Items from a dataset:
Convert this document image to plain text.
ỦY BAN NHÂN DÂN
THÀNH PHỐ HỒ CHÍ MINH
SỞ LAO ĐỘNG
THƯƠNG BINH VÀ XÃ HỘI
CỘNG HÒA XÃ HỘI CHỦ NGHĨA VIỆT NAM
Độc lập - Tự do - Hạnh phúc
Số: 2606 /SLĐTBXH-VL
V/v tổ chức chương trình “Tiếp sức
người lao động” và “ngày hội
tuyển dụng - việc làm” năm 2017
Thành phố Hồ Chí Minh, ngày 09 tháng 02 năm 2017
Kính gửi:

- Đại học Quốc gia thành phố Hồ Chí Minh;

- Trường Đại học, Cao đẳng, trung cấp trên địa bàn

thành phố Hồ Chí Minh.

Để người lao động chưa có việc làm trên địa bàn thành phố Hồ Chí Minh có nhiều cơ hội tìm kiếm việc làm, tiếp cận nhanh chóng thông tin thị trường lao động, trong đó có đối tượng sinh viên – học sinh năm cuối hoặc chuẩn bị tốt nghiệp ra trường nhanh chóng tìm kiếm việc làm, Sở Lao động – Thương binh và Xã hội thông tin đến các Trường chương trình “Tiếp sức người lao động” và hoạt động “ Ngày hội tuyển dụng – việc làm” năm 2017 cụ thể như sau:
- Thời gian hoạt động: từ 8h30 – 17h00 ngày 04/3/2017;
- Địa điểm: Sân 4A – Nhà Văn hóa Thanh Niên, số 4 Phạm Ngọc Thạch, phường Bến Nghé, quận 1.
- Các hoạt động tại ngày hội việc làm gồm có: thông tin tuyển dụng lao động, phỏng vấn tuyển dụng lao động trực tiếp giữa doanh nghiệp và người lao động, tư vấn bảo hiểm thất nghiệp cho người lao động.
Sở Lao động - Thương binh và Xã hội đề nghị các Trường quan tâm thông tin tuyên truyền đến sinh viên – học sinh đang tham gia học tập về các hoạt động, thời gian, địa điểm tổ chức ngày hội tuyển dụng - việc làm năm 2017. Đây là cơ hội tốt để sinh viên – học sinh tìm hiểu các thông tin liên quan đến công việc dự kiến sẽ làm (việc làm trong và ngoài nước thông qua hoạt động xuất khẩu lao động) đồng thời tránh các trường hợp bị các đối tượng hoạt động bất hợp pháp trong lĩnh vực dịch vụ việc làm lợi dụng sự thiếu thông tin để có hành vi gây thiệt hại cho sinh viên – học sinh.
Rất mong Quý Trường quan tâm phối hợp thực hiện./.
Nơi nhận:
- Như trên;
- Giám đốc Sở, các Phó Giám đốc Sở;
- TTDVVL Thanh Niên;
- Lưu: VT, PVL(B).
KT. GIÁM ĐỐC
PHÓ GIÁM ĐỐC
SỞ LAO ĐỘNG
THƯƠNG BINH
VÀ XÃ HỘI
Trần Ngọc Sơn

### STATED EXERCISE
Restate each of the entries above verbatim.

### WRITTEN ANSWER
Convert this document image to plain text.
ỦY BAN NHÂN DÂN
THÀNH PHỐ HỒ CHÍ MINH
SỞ LAO ĐỘNG
THƯƠNG BINH VÀ XÃ HỘI
CỘNG HÒA XÃ HỘI CHỦ NGHĨA VIỆT NAM
Độc lập - Tự do - Hạnh phúc
Số: 2606 /SLĐTBXH-VL
V/v tổ chức chương trình “Tiếp sức
người lao động” và “ngày hội
tuyển dụng - việc làm” năm 2017
Thành phố Hồ Chí Minh, ngày 09 tháng 02 năm 2017
Kính gửi:

- Đại học Quốc gia thành phố Hồ Chí Minh;

- Trường Đại học, Cao đẳng, trung cấp trên địa bàn

thành phố Hồ Chí Minh.

Để người lao động chưa có việc làm trên địa bàn thành phố Hồ Chí Minh có nhiều cơ hội tìm kiếm việc làm, tiếp cận nhanh chóng thông tin thị trường lao động, trong đó có đối tượng sinh viên – học sinh năm cuối hoặc chuẩn bị tốt nghiệp ra trường nhanh chóng tìm kiếm việc làm, Sở Lao động – Thương binh và Xã hội thông tin đến các Trường chương trình “Tiếp sức người lao động” và hoạt động “ Ngày hội tuyển dụng – việc làm” năm 2017 cụ thể như sau:
- Thời gian hoạt động: từ 8h30 – 17h00 ngày 04/3/2017;
- Địa điểm: Sân 4A – Nhà Văn hóa Thanh Niên, số 4 Phạm Ngọc Thạch, phường Bến Nghé, quận 1.
- Các hoạt động tại ngày hội việc làm gồm có: thông tin tuyển dụng lao động, phỏng vấn tuyển dụng lao động trực tiếp giữa doanh nghiệp và người lao động, tư vấn bảo hiểm thất nghiệp cho người lao động.
Sở Lao động - Thương binh và Xã hội đề nghị các Trường quan tâm thông tin tuyên truyền đến sinh viên – học sinh đang tham gia học tập về các hoạt động, thời gian, địa điểm tổ chức ngày hội tuyển dụng - việc làm năm 2017. Đây là cơ hội tốt để sinh viên – học sinh tìm hiểu các thông tin liên quan đến công việc dự kiến sẽ làm (việc làm trong và ngoài nước thông qua hoạt động xuất khẩu lao động) đồng thời tránh các trường hợp bị các đối tượng hoạt động bất hợp pháp trong lĩnh vực dịch vụ việc làm lợi dụng sự thiếu thông tin để có hành vi gây thiệt hại cho sinh viên – học sinh.
Rất mong Quý Trường quan tâm phối hợp thực hiện./.
Nơi nhận:
- Như trên;
- Giám đốc Sở, các Phó Giám đốc Sở;
- TTDVVL Thanh Niên;
- Lưu: VT, PVL(B).
KT. GIÁM ĐỐC
PHÓ GIÁM ĐỐC
SỞ LAO ĐỘNG
THƯƠNG BINH
VÀ XÃ HỘI
Trần Ngọc Sơn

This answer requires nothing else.